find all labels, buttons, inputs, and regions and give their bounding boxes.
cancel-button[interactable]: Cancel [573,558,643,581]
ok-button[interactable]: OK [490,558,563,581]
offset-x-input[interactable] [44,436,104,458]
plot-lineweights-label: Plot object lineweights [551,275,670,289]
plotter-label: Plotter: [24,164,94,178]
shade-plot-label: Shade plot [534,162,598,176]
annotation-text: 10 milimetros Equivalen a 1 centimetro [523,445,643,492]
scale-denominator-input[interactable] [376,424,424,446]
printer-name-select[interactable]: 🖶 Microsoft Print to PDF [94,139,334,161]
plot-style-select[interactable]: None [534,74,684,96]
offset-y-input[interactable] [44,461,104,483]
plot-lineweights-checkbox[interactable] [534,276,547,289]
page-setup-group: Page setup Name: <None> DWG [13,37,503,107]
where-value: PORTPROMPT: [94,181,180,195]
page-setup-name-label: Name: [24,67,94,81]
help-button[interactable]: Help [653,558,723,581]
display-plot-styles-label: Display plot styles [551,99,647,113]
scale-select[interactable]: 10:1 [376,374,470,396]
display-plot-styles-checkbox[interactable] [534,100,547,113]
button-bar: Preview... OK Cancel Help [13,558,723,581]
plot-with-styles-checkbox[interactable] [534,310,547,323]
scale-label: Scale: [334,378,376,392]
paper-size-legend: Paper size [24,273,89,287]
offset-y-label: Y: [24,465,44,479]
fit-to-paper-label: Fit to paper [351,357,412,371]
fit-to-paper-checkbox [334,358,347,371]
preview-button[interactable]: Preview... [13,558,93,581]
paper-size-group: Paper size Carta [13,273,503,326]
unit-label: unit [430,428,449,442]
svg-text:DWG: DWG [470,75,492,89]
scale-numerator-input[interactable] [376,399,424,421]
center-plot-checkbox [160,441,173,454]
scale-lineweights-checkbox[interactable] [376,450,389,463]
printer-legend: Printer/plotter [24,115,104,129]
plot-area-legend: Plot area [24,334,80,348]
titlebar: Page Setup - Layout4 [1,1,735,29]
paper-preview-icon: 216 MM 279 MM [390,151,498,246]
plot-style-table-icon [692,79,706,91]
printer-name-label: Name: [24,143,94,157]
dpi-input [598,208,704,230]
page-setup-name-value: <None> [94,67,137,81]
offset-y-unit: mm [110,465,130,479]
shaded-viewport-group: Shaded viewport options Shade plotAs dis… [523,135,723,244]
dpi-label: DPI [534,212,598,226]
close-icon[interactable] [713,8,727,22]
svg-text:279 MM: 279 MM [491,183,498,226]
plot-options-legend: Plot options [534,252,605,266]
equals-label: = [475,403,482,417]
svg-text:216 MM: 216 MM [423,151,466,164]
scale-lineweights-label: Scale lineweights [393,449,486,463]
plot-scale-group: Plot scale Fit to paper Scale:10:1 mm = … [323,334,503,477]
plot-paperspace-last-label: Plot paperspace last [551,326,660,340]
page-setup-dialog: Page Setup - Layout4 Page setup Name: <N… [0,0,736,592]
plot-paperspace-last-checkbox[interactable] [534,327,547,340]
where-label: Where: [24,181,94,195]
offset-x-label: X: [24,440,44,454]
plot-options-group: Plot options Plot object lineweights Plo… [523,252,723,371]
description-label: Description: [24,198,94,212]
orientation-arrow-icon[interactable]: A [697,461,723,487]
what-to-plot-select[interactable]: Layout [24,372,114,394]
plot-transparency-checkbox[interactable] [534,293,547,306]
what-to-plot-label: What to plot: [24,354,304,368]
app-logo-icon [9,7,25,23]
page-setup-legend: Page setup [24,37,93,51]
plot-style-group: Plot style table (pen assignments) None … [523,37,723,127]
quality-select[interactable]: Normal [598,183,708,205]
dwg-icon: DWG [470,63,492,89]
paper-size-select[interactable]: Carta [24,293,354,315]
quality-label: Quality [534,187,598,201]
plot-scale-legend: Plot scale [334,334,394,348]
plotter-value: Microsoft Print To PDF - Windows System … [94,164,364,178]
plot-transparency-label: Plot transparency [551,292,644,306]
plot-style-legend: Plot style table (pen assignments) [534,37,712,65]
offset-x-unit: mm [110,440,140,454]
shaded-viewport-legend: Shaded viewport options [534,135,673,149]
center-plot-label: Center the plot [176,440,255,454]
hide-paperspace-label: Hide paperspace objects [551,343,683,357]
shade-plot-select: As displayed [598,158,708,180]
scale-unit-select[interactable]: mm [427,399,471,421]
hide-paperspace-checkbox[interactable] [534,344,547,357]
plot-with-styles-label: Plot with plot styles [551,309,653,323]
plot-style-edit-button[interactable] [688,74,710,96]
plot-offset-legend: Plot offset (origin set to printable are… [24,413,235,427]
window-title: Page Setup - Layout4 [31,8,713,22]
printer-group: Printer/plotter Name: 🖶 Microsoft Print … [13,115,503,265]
◇ ◇ ◇ ◇
**Required work**
Copy all of the data above line for line, changing nothing.

**Reply**
find all labels, buttons, inputs, and regions and give their bounding boxes.
cancel-button[interactable]: Cancel [573,558,643,581]
ok-button[interactable]: OK [490,558,563,581]
offset-x-input[interactable] [44,436,104,458]
plot-lineweights-label: Plot object lineweights [551,275,670,289]
plotter-label: Plotter: [24,164,94,178]
shade-plot-label: Shade plot [534,162,598,176]
annotation-text: 10 milimetros Equivalen a 1 centimetro [523,445,643,492]
scale-denominator-input[interactable] [376,424,424,446]
printer-name-select[interactable]: 🖶 Microsoft Print to PDF [94,139,334,161]
plot-style-select[interactable]: None [534,74,684,96]
offset-y-input[interactable] [44,461,104,483]
plot-lineweights-checkbox[interactable] [534,276,547,289]
page-setup-group: Page setup Name: <None> DWG [13,37,503,107]
where-value: PORTPROMPT: [94,181,180,195]
page-setup-name-label: Name: [24,67,94,81]
help-button[interactable]: Help [653,558,723,581]
display-plot-styles-label: Display plot styles [551,99,647,113]
scale-select[interactable]: 10:1 [376,374,470,396]
display-plot-styles-checkbox[interactable] [534,100,547,113]
button-bar: Preview... OK Cancel Help [13,558,723,581]
plot-with-styles-checkbox[interactable] [534,310,547,323]
scale-label: Scale: [334,378,376,392]
paper-size-legend: Paper size [24,273,89,287]
offset-y-label: Y: [24,465,44,479]
fit-to-paper-label: Fit to paper [351,357,412,371]
fit-to-paper-checkbox [334,358,347,371]
preview-button[interactable]: Preview... [13,558,93,581]
paper-size-group: Paper size Carta [13,273,503,326]
unit-label: unit [430,428,449,442]
svg-text:DWG: DWG [470,75,492,89]
scale-numerator-input[interactable] [376,399,424,421]
center-plot-checkbox [160,441,173,454]
scale-lineweights-checkbox[interactable] [376,450,389,463]
printer-legend: Printer/plotter [24,115,104,129]
plot-area-legend: Plot area [24,334,80,348]
titlebar: Page Setup - Layout4 [1,1,735,29]
paper-preview-icon: 216 MM 279 MM [390,151,498,246]
plot-style-table-icon [692,79,706,91]
printer-name-label: Name: [24,143,94,157]
dpi-input [598,208,704,230]
page-setup-name-value: <None> [94,67,137,81]
offset-y-unit: mm [110,465,130,479]
shaded-viewport-group: Shaded viewport options Shade plotAs dis… [523,135,723,244]
dpi-label: DPI [534,212,598,226]
close-icon[interactable] [713,8,727,22]
svg-text:279 MM: 279 MM [491,183,498,226]
plot-options-legend: Plot options [534,252,605,266]
equals-label: = [475,403,482,417]
svg-text:216 MM: 216 MM [423,151,466,164]
scale-lineweights-label: Scale lineweights [393,449,486,463]
plot-scale-group: Plot scale Fit to paper Scale:10:1 mm = … [323,334,503,477]
plot-paperspace-last-label: Plot paperspace last [551,326,660,340]
page-setup-dialog: Page Setup - Layout4 Page setup Name: <N… [0,0,736,592]
plot-paperspace-last-checkbox[interactable] [534,327,547,340]
where-label: Where: [24,181,94,195]
offset-x-label: X: [24,440,44,454]
plot-options-group: Plot options Plot object lineweights Plo… [523,252,723,371]
description-label: Description: [24,198,94,212]
orientation-arrow-icon[interactable]: A [697,461,723,487]
what-to-plot-select[interactable]: Layout [24,372,114,394]
plot-transparency-checkbox[interactable] [534,293,547,306]
what-to-plot-label: What to plot: [24,354,304,368]
app-logo-icon [9,7,25,23]
page-setup-legend: Page setup [24,37,93,51]
plot-style-group: Plot style table (pen assignments) None … [523,37,723,127]
quality-select[interactable]: Normal [598,183,708,205]
dwg-icon: DWG [470,63,492,89]
paper-size-select[interactable]: Carta [24,293,354,315]
quality-label: Quality [534,187,598,201]
plot-scale-legend: Plot scale [334,334,394,348]
plotter-value: Microsoft Print To PDF - Windows System … [94,164,364,178]
plot-transparency-label: Plot transparency [551,292,644,306]
plot-style-legend: Plot style table (pen assignments) [534,37,712,65]
offset-x-unit: mm [110,440,140,454]
shaded-viewport-legend: Shaded viewport options [534,135,673,149]
center-plot-label: Center the plot [176,440,255,454]
hide-paperspace-label: Hide paperspace objects [551,343,683,357]
shade-plot-select: As displayed [598,158,708,180]
scale-unit-select[interactable]: mm [427,399,471,421]
hide-paperspace-checkbox[interactable] [534,344,547,357]
plot-with-styles-label: Plot with plot styles [551,309,653,323]
plot-style-edit-button[interactable] [688,74,710,96]
plot-offset-legend: Plot offset (origin set to printable are… [24,413,235,427]
window-title: Page Setup - Layout4 [31,8,713,22]
printer-group: Printer/plotter Name: 🖶 Microsoft Print … [13,115,503,265]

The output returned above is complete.